Stated problem: Your answer should be one number: how many lines of the data include the string "right"?

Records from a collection
☆ ☆ ☆

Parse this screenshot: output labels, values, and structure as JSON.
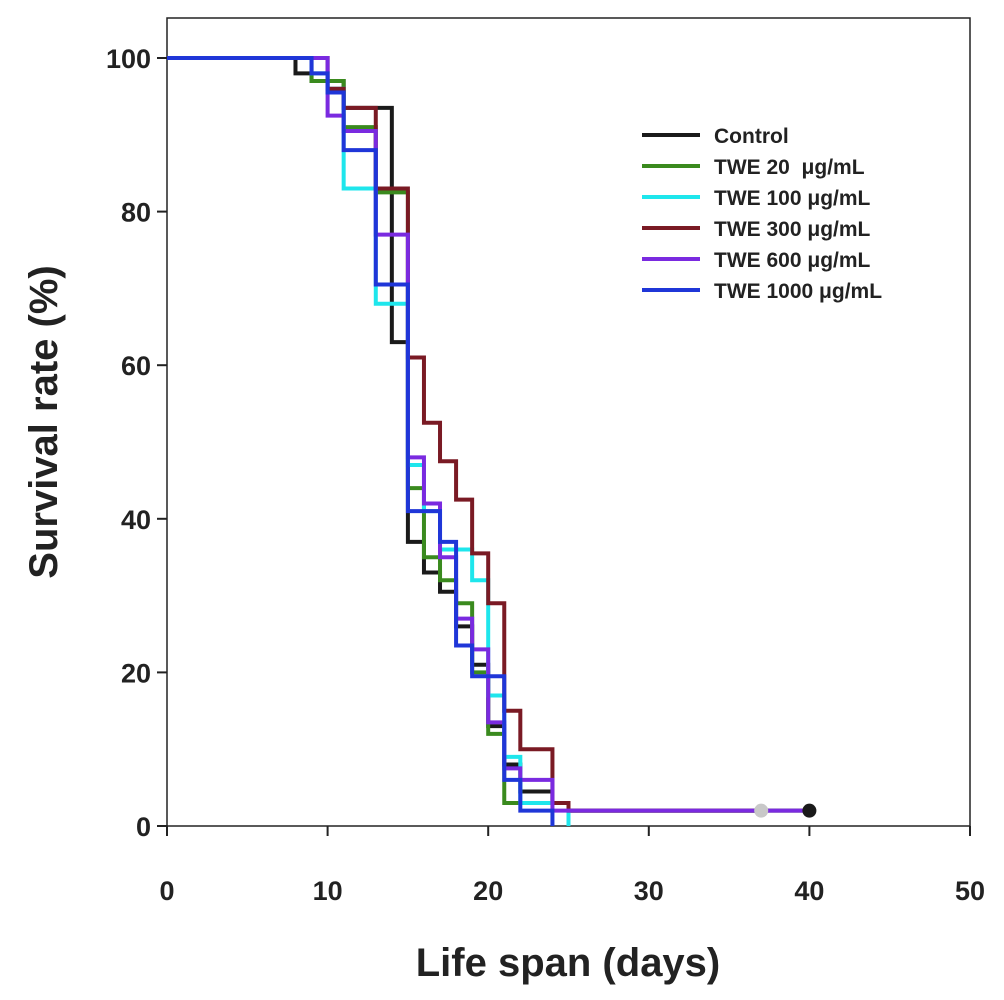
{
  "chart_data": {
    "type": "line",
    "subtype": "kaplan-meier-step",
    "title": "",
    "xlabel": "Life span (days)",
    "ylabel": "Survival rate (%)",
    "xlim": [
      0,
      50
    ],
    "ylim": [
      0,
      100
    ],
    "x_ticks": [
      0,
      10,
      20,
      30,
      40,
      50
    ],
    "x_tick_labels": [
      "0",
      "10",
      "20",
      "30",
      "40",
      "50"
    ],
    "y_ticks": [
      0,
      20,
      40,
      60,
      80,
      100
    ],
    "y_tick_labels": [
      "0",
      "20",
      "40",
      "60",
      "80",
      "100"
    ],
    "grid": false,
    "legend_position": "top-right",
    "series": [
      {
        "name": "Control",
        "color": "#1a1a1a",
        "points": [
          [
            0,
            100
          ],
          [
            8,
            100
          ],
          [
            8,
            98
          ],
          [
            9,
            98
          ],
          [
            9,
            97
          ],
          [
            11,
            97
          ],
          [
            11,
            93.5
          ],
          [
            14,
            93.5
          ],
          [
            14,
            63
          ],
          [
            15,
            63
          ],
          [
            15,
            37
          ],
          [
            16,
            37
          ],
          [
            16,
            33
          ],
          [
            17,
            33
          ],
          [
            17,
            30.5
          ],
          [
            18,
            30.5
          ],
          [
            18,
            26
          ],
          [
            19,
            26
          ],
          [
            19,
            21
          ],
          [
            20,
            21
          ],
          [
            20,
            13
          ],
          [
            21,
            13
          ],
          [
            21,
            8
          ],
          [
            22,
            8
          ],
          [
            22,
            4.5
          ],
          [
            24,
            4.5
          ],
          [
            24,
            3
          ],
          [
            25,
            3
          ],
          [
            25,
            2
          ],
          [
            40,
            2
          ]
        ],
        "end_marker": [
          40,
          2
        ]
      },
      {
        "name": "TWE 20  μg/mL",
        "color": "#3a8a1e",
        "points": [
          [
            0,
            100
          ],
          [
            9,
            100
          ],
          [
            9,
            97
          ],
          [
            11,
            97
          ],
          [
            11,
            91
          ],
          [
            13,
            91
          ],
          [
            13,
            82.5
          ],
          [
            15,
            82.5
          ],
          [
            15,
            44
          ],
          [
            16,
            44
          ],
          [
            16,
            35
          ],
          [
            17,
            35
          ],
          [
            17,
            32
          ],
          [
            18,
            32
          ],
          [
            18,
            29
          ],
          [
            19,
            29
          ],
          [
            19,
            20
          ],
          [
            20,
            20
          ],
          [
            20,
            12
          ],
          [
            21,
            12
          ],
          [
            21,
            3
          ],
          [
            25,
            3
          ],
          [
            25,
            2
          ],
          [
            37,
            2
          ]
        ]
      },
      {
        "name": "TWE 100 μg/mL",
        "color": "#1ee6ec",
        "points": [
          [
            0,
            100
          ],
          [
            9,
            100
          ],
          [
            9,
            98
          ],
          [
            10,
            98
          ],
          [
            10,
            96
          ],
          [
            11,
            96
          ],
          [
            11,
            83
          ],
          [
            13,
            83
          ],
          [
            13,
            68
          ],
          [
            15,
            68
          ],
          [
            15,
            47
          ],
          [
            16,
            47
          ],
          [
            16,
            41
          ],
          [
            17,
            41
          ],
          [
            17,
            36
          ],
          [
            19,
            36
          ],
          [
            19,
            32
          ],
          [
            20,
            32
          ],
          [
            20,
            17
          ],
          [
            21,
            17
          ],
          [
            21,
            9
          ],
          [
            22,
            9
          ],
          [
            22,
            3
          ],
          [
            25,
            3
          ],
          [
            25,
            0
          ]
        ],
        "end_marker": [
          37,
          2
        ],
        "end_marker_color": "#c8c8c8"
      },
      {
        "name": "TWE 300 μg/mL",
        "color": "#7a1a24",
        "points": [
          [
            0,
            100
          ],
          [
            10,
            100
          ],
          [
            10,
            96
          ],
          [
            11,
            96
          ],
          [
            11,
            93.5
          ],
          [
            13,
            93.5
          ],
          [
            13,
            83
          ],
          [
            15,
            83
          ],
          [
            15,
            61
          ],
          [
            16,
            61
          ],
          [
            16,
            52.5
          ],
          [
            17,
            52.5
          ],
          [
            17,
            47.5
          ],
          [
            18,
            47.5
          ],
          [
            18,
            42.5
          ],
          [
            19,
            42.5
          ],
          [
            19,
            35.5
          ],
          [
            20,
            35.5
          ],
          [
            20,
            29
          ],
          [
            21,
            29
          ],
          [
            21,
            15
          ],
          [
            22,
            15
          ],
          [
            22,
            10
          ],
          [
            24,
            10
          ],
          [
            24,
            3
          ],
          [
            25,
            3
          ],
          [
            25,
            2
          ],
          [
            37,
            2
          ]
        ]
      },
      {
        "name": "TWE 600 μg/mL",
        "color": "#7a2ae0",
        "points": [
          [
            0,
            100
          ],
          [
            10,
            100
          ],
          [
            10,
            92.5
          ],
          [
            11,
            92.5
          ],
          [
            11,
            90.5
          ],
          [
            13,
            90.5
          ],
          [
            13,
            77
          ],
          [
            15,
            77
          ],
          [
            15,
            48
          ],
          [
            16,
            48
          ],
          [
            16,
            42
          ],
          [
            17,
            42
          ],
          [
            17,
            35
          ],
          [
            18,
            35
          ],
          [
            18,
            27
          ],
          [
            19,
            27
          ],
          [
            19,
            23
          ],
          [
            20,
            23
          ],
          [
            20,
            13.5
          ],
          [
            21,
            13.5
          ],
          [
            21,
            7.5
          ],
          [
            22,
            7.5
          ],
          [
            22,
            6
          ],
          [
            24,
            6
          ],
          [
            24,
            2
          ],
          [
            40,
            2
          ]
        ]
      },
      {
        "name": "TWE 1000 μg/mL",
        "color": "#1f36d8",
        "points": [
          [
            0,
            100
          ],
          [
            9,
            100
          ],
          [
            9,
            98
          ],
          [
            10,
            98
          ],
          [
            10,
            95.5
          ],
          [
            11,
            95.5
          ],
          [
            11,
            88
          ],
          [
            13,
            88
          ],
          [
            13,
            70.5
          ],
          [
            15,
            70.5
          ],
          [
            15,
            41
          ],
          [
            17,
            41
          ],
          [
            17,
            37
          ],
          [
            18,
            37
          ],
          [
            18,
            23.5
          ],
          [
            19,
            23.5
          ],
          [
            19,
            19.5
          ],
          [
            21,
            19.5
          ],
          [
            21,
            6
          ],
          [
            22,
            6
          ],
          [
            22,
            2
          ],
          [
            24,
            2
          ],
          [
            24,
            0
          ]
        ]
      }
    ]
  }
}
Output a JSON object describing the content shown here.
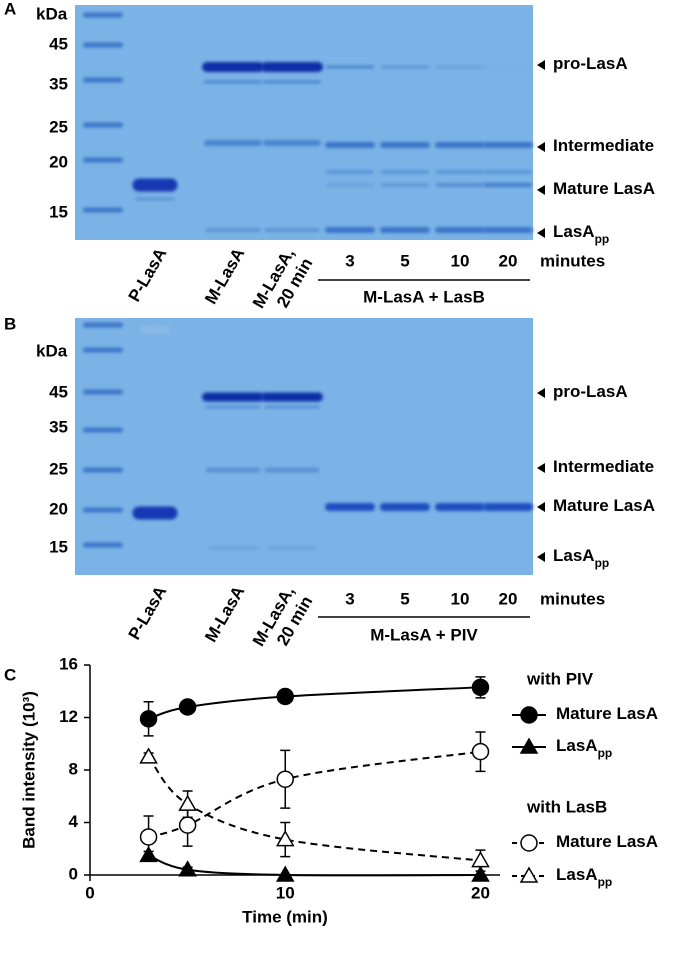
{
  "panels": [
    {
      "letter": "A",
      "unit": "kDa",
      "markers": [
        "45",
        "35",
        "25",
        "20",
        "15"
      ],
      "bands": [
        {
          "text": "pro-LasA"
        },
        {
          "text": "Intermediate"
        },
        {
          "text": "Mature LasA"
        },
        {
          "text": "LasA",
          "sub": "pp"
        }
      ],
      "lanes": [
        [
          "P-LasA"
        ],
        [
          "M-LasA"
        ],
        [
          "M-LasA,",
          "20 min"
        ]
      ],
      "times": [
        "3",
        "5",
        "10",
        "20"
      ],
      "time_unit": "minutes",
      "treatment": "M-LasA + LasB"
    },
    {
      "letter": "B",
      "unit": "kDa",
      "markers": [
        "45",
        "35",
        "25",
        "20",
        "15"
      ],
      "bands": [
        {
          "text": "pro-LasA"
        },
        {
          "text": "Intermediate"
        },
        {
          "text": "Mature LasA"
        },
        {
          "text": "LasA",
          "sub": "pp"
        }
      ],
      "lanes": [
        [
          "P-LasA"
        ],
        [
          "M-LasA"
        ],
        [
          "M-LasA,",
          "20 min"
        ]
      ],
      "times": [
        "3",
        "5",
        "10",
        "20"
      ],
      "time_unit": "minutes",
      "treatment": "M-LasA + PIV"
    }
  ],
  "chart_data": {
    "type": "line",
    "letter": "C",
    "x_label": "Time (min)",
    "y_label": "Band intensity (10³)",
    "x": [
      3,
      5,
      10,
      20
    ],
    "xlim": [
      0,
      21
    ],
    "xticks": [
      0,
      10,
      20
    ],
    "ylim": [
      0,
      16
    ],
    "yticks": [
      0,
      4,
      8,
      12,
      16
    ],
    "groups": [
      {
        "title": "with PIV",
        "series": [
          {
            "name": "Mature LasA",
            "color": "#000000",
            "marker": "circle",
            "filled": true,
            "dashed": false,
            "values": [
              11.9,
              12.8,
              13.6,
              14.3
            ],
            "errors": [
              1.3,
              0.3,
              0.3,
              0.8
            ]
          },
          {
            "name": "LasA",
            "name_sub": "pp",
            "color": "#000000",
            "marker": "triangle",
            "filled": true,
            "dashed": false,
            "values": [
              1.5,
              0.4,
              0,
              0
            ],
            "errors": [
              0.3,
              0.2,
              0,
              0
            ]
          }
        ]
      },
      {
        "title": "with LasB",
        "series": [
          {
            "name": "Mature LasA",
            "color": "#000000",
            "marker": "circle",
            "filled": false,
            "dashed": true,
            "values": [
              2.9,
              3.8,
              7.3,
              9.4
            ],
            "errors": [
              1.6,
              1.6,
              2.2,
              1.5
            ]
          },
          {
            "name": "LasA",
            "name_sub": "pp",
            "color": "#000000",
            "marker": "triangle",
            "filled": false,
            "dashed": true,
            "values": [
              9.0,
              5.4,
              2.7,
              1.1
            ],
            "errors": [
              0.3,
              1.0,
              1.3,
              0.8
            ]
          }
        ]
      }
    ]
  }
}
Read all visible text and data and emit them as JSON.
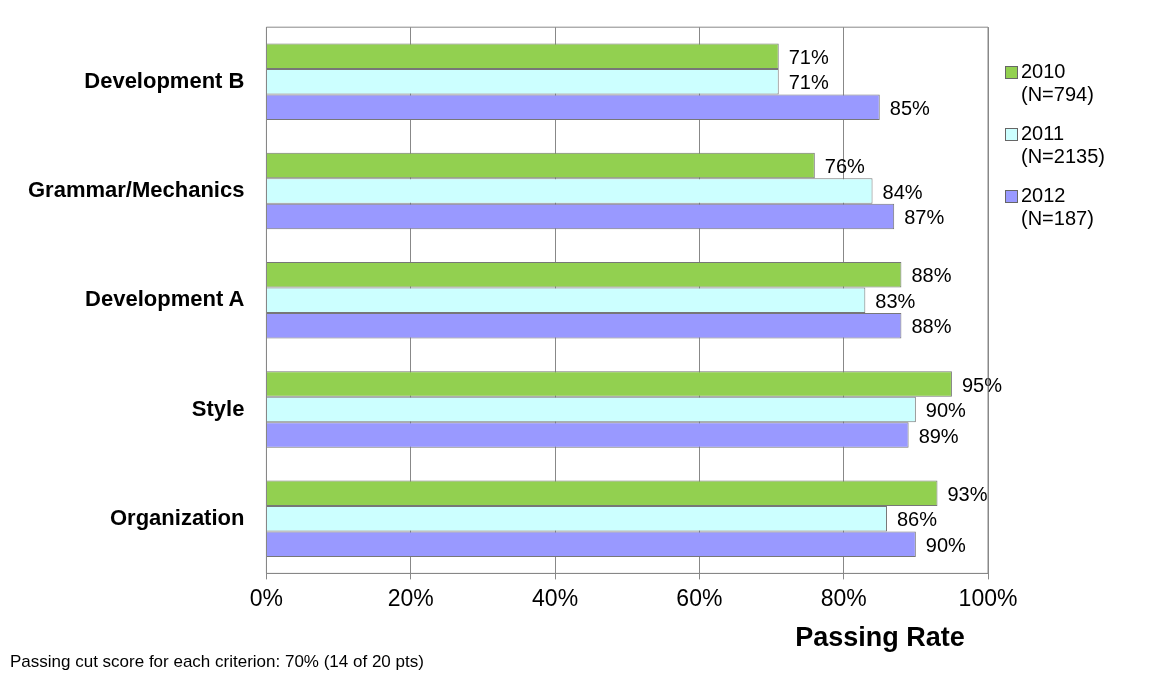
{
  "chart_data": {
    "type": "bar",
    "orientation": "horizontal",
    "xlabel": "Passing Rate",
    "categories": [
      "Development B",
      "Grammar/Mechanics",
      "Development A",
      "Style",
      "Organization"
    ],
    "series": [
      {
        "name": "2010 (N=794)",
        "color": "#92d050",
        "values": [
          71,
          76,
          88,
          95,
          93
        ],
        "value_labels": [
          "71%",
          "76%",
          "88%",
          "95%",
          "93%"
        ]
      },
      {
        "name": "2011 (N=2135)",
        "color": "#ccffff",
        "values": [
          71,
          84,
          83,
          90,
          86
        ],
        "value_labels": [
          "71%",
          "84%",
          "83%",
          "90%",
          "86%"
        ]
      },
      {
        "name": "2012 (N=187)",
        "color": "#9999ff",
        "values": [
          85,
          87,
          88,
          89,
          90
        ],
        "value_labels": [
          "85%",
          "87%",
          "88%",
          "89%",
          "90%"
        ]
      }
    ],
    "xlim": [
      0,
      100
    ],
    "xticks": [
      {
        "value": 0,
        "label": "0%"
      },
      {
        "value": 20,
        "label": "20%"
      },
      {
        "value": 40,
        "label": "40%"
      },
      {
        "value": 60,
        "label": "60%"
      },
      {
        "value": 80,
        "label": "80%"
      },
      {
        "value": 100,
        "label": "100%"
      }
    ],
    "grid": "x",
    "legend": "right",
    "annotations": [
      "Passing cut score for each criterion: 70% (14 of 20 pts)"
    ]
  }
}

☆ ☆ ☆

Written solution: 2